**Your goal:**
In the entries below, identify every line with the string "this" and copy it.

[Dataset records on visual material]
※ ※ ※

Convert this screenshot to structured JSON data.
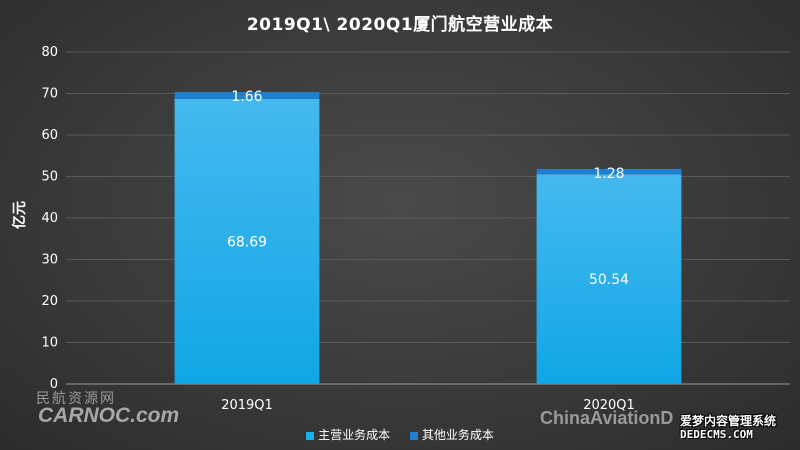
{
  "chart_data": {
    "type": "bar",
    "stacked": true,
    "title": "2019Q1\\ 2020Q1厦门航空营业成本",
    "ylabel": "亿元",
    "xlabel": "",
    "categories": [
      "2019Q1",
      "2020Q1"
    ],
    "ylim": [
      0,
      80
    ],
    "yticks": [
      0,
      10,
      20,
      30,
      40,
      50,
      60,
      70,
      80
    ],
    "grid": true,
    "legend_position": "bottom",
    "series": [
      {
        "name": "主营业务成本",
        "values": [
          68.69,
          50.54
        ],
        "color": "#1ab0ec"
      },
      {
        "name": "其他业务成本",
        "values": [
          1.66,
          1.28
        ],
        "color": "#1f7fd0"
      }
    ]
  },
  "watermarks": {
    "carnoc_cn": "民航资源网",
    "carnoc": "CARNOC.com",
    "chinaaviation": "ChinaAviationD",
    "site_cn": "爱梦内容管理系统",
    "site": "DEDECMS.COM"
  }
}
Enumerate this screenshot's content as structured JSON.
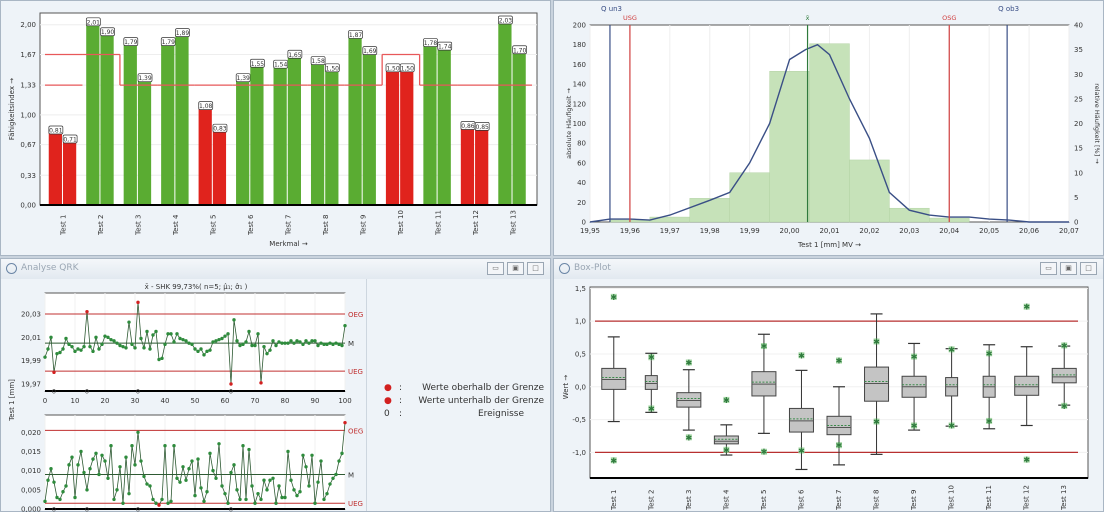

※ ※ ※

**Correct response:**
Convert this screenshot to structured JSON data.
Enumerate this screenshot's content as structured JSON.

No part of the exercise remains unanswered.